### Stated problem
With the images removed, repeat the data below exactly.
● ● ● ●
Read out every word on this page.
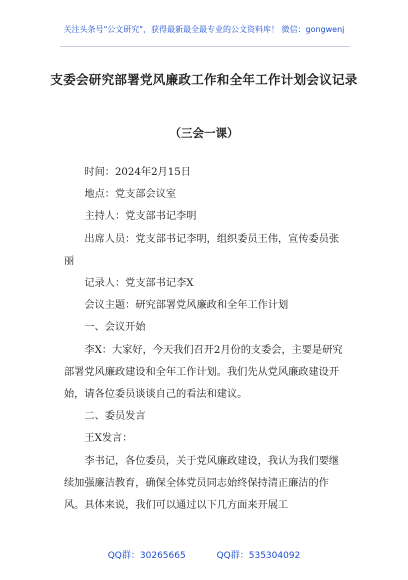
关注头条号"公文研究"，获得最新最全最专业的公文资料库！ 微信：gongwenj
支委会研究部署党风廉政工作和全年工作计划会议记录
（三会一课）

时间：2024年2月15日

地点：党支部会议室

主持人：党支部书记李明

出席人员：党支部书记李明，组织委员王伟，宣传委员张丽

记录人：党支部书记李X

会议主题：研究部署党风廉政和全年工作计划

一、会议开始

李X：大家好，今天我们召开2月份的支委会，主要是研究部署党风廉政建设和全年工作计划。我们先从党风廉政建设开始，请各位委员谈谈自己的看法和建议。

二、委员发言

王X发言：

李书记，各位委员，关于党风廉政建设，我认为我们要继续加强廉洁教育，确保全体党员同志始终保持清正廉洁的作风。具体来说，我们可以通过以下几方面来开展工

QQ群：30265665	QQ群：535304092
● ● ● ●
### Solution for this task
Read out every word on this page.
关注头条号"公文研究"，获得最新最全最专业的公文资料库！ 微信：gongwenj
支委会研究部署党风廉政工作和全年工作计划会议记录
（三会一课）

时间：2024年2月15日

地点：党支部会议室

主持人：党支部书记李明

出席人员：党支部书记李明，组织委员王伟，宣传委员张丽

记录人：党支部书记李X

会议主题：研究部署党风廉政和全年工作计划

一、会议开始

李X：大家好，今天我们召开2月份的支委会，主要是研究部署党风廉政建设和全年工作计划。我们先从党风廉政建设开始，请各位委员谈谈自己的看法和建议。

二、委员发言

王X发言：

李书记，各位委员，关于党风廉政建设，我认为我们要继续加强廉洁教育，确保全体党员同志始终保持清正廉洁的作风。具体来说，我们可以通过以下几方面来开展工

QQ群：30265665	QQ群：535304092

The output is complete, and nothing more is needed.